[start of RAW RECORDS]

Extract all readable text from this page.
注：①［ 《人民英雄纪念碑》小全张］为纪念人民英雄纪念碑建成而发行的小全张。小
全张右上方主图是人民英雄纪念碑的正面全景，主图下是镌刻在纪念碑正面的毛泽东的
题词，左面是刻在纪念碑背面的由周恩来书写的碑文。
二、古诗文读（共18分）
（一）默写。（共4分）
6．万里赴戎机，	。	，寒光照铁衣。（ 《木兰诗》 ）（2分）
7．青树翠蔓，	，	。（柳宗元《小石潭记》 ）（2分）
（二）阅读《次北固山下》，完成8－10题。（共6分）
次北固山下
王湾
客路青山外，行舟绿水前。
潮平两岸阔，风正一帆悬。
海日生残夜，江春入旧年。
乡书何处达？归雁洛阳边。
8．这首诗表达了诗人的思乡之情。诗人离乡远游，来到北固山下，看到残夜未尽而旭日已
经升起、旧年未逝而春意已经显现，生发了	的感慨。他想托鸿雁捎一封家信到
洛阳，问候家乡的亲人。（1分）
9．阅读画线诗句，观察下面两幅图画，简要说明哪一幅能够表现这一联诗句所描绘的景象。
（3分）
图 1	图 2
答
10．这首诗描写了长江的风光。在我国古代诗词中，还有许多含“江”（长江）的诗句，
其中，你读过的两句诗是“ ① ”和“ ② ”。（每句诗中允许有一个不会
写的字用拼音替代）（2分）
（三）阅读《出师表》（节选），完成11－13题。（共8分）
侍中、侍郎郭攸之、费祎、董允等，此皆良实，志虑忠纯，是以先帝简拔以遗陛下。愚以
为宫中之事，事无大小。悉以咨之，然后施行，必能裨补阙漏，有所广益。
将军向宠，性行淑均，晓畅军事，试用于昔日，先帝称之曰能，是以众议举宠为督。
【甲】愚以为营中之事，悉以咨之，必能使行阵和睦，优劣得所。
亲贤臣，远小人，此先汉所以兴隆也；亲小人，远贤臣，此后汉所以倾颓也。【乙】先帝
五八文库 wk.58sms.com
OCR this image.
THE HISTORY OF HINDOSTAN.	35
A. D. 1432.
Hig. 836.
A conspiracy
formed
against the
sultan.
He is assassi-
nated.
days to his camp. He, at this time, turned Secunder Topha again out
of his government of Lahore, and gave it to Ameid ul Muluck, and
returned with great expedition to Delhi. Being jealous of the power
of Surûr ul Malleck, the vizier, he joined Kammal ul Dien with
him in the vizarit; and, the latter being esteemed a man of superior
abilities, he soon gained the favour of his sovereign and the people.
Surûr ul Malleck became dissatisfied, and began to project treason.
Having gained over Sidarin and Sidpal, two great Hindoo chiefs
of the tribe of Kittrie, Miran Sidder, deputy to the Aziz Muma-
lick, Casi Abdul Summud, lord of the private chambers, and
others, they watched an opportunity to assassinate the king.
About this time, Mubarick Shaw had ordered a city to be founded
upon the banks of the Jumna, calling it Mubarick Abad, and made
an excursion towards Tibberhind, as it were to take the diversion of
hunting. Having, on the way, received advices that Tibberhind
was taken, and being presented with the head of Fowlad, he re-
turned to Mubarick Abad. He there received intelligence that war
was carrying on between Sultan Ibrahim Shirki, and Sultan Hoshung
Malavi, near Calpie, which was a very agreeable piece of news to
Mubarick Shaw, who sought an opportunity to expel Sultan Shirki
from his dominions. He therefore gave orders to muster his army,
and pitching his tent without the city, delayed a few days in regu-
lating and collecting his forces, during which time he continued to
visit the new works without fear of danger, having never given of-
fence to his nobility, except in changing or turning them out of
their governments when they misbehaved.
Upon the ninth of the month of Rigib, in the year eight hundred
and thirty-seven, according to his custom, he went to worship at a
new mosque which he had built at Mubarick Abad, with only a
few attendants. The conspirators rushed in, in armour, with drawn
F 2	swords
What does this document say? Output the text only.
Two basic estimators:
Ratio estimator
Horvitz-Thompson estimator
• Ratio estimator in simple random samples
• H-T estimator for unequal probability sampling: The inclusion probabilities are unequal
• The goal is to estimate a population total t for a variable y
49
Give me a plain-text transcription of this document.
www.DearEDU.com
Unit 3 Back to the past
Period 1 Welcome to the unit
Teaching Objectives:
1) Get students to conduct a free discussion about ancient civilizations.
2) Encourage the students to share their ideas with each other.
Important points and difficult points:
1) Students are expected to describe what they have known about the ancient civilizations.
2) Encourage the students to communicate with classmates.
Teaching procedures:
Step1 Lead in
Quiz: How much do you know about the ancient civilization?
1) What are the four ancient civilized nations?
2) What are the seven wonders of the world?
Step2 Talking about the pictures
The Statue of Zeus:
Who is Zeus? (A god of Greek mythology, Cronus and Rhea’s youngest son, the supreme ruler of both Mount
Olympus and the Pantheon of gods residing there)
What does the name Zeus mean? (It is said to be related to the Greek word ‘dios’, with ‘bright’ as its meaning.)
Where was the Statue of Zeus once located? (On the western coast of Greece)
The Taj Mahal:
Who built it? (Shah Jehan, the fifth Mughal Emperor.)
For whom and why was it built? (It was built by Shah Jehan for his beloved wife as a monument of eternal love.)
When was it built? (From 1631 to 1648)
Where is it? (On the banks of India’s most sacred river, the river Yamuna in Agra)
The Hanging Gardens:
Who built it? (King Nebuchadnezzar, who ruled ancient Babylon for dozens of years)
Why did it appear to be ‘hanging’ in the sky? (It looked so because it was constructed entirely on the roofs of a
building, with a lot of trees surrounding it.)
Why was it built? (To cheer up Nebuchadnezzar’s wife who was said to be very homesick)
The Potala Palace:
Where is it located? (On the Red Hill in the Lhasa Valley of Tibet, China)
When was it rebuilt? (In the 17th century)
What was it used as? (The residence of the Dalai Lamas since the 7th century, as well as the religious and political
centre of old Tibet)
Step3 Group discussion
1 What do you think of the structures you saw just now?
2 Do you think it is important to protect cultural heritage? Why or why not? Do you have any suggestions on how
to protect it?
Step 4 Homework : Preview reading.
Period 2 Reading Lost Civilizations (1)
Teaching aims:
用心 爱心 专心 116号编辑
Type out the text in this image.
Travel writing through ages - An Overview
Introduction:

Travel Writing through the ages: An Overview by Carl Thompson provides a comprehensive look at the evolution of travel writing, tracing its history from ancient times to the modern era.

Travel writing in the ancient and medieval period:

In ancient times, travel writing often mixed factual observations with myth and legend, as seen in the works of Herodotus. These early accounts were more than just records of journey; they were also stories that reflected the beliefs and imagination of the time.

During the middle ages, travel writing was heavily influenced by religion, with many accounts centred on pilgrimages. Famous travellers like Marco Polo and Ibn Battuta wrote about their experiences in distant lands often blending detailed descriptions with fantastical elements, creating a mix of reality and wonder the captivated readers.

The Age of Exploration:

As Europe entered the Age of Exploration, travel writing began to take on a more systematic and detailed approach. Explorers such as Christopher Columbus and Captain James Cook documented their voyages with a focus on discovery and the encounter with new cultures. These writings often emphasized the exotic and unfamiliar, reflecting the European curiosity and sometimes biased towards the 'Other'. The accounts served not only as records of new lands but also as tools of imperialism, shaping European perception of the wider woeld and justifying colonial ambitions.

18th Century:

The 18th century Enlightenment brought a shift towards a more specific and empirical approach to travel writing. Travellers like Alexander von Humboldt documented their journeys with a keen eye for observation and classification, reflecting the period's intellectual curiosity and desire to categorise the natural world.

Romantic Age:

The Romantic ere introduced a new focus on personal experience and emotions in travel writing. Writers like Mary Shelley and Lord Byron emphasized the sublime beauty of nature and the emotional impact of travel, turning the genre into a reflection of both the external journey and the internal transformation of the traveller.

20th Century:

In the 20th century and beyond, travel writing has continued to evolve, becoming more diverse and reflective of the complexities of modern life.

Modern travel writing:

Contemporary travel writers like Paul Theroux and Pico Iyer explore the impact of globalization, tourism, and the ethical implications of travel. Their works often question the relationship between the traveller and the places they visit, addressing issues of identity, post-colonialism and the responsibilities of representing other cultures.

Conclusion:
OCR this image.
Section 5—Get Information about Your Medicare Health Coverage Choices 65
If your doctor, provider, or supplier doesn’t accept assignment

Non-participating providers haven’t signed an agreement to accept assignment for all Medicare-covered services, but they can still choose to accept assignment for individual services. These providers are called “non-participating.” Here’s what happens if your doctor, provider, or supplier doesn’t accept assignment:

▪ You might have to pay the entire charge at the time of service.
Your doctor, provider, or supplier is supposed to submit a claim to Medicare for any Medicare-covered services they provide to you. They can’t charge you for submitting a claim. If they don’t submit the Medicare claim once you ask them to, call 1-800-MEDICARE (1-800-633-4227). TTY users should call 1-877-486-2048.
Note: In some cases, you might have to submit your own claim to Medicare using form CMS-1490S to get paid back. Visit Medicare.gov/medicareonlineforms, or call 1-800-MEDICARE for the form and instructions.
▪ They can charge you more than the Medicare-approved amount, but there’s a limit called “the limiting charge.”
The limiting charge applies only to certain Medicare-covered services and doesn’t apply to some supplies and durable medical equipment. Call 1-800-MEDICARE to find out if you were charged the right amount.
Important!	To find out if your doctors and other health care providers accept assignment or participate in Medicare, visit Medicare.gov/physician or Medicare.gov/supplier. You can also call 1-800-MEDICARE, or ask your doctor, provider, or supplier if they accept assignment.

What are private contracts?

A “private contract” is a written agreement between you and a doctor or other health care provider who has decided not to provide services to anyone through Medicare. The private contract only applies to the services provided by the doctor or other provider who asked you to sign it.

[end of RAW RECORDS]

> **WHAT IS EXPECTED**
Your answer should be only the number of lines that hold the word "applies".

> **WRITTEN RESPONSE**
2